● WHAT TO PRODUCE
Take the entries below and reproduce them word for word.

● PROVIDED ENTRIES
start
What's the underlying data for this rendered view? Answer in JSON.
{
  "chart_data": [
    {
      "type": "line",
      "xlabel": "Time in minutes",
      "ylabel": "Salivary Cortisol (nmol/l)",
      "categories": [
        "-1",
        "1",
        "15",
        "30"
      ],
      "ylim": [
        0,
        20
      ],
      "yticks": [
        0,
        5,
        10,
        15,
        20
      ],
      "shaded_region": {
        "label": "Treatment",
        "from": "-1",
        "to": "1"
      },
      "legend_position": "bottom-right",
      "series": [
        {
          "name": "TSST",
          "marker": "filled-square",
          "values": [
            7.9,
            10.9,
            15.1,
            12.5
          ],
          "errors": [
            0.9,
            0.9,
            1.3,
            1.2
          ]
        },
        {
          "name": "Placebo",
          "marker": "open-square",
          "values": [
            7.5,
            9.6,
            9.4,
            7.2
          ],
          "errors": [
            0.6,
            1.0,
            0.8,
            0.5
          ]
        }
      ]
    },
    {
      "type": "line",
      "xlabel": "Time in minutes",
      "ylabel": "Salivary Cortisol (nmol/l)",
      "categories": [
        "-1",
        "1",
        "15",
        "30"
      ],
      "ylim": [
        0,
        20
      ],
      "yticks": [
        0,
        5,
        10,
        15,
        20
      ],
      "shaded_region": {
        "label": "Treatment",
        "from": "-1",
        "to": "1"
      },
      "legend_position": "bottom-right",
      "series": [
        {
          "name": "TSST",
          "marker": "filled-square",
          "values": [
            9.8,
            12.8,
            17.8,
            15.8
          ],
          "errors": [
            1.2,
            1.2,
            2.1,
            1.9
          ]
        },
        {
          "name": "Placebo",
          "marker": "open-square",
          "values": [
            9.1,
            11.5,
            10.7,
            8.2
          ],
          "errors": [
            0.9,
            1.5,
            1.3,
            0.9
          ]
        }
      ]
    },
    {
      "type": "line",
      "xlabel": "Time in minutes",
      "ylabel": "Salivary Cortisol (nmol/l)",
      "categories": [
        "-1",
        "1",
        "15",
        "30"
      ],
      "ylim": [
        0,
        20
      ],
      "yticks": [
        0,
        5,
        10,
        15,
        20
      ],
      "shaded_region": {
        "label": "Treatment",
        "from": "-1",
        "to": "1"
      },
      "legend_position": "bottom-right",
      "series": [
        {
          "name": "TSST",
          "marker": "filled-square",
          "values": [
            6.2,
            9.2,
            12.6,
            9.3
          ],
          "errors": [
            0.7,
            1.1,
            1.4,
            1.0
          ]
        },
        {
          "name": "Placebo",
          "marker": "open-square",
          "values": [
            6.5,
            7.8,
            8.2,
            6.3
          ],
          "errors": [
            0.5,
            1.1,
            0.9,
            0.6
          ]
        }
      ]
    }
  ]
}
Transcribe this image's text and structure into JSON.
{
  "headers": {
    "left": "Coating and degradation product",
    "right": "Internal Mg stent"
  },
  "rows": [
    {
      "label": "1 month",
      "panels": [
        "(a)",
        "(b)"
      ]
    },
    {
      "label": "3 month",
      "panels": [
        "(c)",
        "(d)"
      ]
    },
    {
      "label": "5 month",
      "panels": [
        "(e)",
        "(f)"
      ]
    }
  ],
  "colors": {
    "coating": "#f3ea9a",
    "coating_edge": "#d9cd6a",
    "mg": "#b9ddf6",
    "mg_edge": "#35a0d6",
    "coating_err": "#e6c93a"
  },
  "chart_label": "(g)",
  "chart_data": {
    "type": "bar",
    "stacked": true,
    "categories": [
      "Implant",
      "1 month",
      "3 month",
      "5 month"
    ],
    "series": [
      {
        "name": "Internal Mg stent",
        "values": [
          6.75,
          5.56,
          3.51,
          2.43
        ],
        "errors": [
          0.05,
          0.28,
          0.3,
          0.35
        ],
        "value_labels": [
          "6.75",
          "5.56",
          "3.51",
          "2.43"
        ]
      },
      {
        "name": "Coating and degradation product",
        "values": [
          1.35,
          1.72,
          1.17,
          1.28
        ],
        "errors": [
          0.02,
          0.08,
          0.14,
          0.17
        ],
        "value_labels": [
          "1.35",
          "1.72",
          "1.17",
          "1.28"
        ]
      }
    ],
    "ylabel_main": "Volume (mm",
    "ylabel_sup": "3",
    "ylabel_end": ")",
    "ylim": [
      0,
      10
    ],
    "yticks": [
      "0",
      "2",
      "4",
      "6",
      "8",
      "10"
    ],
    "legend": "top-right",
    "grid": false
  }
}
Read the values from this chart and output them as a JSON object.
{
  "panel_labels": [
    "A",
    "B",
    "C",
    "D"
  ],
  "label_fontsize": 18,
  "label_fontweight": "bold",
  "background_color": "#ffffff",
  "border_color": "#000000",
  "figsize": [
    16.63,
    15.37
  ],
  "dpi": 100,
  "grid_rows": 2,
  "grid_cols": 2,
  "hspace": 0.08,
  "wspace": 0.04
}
end
● WRITTEN ANSWER
What's the underlying data for this rendered view? Answer in JSON.
{
  "chart_data": [
    {
      "type": "line",
      "xlabel": "Time in minutes",
      "ylabel": "Salivary Cortisol (nmol/l)",
      "categories": [
        "-1",
        "1",
        "15",
        "30"
      ],
      "ylim": [
        0,
        20
      ],
      "yticks": [
        0,
        5,
        10,
        15,
        20
      ],
      "shaded_region": {
        "label": "Treatment",
        "from": "-1",
        "to": "1"
      },
      "legend_position": "bottom-right",
      "series": [
        {
          "name": "TSST",
          "marker": "filled-square",
          "values": [
            7.9,
            10.9,
            15.1,
            12.5
          ],
          "errors": [
            0.9,
            0.9,
            1.3,
            1.2
          ]
        },
        {
          "name": "Placebo",
          "marker": "open-square",
          "values": [
            7.5,
            9.6,
            9.4,
            7.2
          ],
          "errors": [
            0.6,
            1.0,
            0.8,
            0.5
          ]
        }
      ]
    },
    {
      "type": "line",
      "xlabel": "Time in minutes",
      "ylabel": "Salivary Cortisol (nmol/l)",
      "categories": [
        "-1",
        "1",
        "15",
        "30"
      ],
      "ylim": [
        0,
        20
      ],
      "yticks": [
        0,
        5,
        10,
        15,
        20
      ],
      "shaded_region": {
        "label": "Treatment",
        "from": "-1",
        "to": "1"
      },
      "legend_position": "bottom-right",
      "series": [
        {
          "name": "TSST",
          "marker": "filled-square",
          "values": [
            9.8,
            12.8,
            17.8,
            15.8
          ],
          "errors": [
            1.2,
            1.2,
            2.1,
            1.9
          ]
        },
        {
          "name": "Placebo",
          "marker": "open-square",
          "values": [
            9.1,
            11.5,
            10.7,
            8.2
          ],
          "errors": [
            0.9,
            1.5,
            1.3,
            0.9
          ]
        }
      ]
    },
    {
      "type": "line",
      "xlabel": "Time in minutes",
      "ylabel": "Salivary Cortisol (nmol/l)",
      "categories": [
        "-1",
        "1",
        "15",
        "30"
      ],
      "ylim": [
        0,
        20
      ],
      "yticks": [
        0,
        5,
        10,
        15,
        20
      ],
      "shaded_region": {
        "label": "Treatment",
        "from": "-1",
        "to": "1"
      },
      "legend_position": "bottom-right",
      "series": [
        {
          "name": "TSST",
          "marker": "filled-square",
          "values": [
            6.2,
            9.2,
            12.6,
            9.3
          ],
          "errors": [
            0.7,
            1.1,
            1.4,
            1.0
          ]
        },
        {
          "name": "Placebo",
          "marker": "open-square",
          "values": [
            6.5,
            7.8,
            8.2,
            6.3
          ],
          "errors": [
            0.5,
            1.1,
            0.9,
            0.6
          ]
        }
      ]
    }
  ]
}
Transcribe this image's text and structure into JSON.
{
  "headers": {
    "left": "Coating and degradation product",
    "right": "Internal Mg stent"
  },
  "rows": [
    {
      "label": "1 month",
      "panels": [
        "(a)",
        "(b)"
      ]
    },
    {
      "label": "3 month",
      "panels": [
        "(c)",
        "(d)"
      ]
    },
    {
      "label": "5 month",
      "panels": [
        "(e)",
        "(f)"
      ]
    }
  ],
  "colors": {
    "coating": "#f3ea9a",
    "coating_edge": "#d9cd6a",
    "mg": "#b9ddf6",
    "mg_edge": "#35a0d6",
    "coating_err": "#e6c93a"
  },
  "chart_label": "(g)",
  "chart_data": {
    "type": "bar",
    "stacked": true,
    "categories": [
      "Implant",
      "1 month",
      "3 month",
      "5 month"
    ],
    "series": [
      {
        "name": "Internal Mg stent",
        "values": [
          6.75,
          5.56,
          3.51,
          2.43
        ],
        "errors": [
          0.05,
          0.28,
          0.3,
          0.35
        ],
        "value_labels": [
          "6.75",
          "5.56",
          "3.51",
          "2.43"
        ]
      },
      {
        "name": "Coating and degradation product",
        "values": [
          1.35,
          1.72,
          1.17,
          1.28
        ],
        "errors": [
          0.02,
          0.08,
          0.14,
          0.17
        ],
        "value_labels": [
          "1.35",
          "1.72",
          "1.17",
          "1.28"
        ]
      }
    ],
    "ylabel_main": "Volume (mm",
    "ylabel_sup": "3",
    "ylabel_end": ")",
    "ylim": [
      0,
      10
    ],
    "yticks": [
      "0",
      "2",
      "4",
      "6",
      "8",
      "10"
    ],
    "legend": "top-right",
    "grid": false
  }
}
Read the values from this chart and output them as a JSON object.
{
  "panel_labels": [
    "A",
    "B",
    "C",
    "D"
  ],
  "label_fontsize": 18,
  "label_fontweight": "bold",
  "background_color": "#ffffff",
  "border_color": "#000000",
  "figsize": [
    16.63,
    15.37
  ],
  "dpi": 100,
  "grid_rows": 2,
  "grid_cols": 2,
  "hspace": 0.08,
  "wspace": 0.04
}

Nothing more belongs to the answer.